**Task brief**
From the line that includes "Convert this document image to plain text." to the last line of the data, quote each line precisely; both boundary lines belong in the answer.

**Records for the exercise**
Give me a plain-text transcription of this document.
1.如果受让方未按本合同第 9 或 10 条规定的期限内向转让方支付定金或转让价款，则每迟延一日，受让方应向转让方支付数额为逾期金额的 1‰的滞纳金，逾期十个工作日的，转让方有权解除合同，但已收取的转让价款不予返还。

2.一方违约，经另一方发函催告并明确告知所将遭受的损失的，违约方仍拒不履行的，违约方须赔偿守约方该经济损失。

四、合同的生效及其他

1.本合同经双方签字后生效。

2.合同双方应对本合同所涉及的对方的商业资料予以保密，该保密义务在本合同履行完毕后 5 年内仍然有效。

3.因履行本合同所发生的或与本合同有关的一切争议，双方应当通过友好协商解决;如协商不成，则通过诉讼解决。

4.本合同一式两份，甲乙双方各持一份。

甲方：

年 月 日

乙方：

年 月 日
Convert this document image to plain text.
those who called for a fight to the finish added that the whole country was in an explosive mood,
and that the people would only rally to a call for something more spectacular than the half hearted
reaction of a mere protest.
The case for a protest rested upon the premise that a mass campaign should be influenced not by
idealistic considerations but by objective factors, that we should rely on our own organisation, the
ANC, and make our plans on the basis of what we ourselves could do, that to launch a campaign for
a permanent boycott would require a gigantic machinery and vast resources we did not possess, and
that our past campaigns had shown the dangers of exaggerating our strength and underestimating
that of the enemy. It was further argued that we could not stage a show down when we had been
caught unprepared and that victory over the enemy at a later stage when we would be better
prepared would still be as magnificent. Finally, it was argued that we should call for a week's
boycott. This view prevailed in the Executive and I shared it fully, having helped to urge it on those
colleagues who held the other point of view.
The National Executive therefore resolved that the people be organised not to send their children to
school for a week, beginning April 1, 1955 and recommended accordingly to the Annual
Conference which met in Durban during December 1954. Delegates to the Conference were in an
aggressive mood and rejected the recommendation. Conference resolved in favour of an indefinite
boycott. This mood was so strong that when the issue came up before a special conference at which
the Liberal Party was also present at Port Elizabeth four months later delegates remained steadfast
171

**Worked solution**
Convert this document image to plain text.
those who called for a fight to the finish added that the whole country was in an explosive mood,
and that the people would only rally to a call for something more spectacular than the half hearted
reaction of a mere protest.
The case for a protest rested upon the premise that a mass campaign should be influenced not by
idealistic considerations but by objective factors, that we should rely on our own organisation, the
ANC, and make our plans on the basis of what we ourselves could do, that to launch a campaign for
a permanent boycott would require a gigantic machinery and vast resources we did not possess, and
that our past campaigns had shown the dangers of exaggerating our strength and underestimating
that of the enemy. It was further argued that we could not stage a show down when we had been
caught unprepared and that victory over the enemy at a later stage when we would be better
prepared would still be as magnificent. Finally, it was argued that we should call for a week's
boycott. This view prevailed in the Executive and I shared it fully, having helped to urge it on those
colleagues who held the other point of view.
The National Executive therefore resolved that the people be organised not to send their children to
school for a week, beginning April 1, 1955 and recommended accordingly to the Annual
Conference which met in Durban during December 1954. Delegates to the Conference were in an
aggressive mood and rejected the recommendation. Conference resolved in favour of an indefinite
boycott. This mood was so strong that when the issue came up before a special conference at which
the Liberal Party was also present at Port Elizabeth four months later delegates remained steadfast
171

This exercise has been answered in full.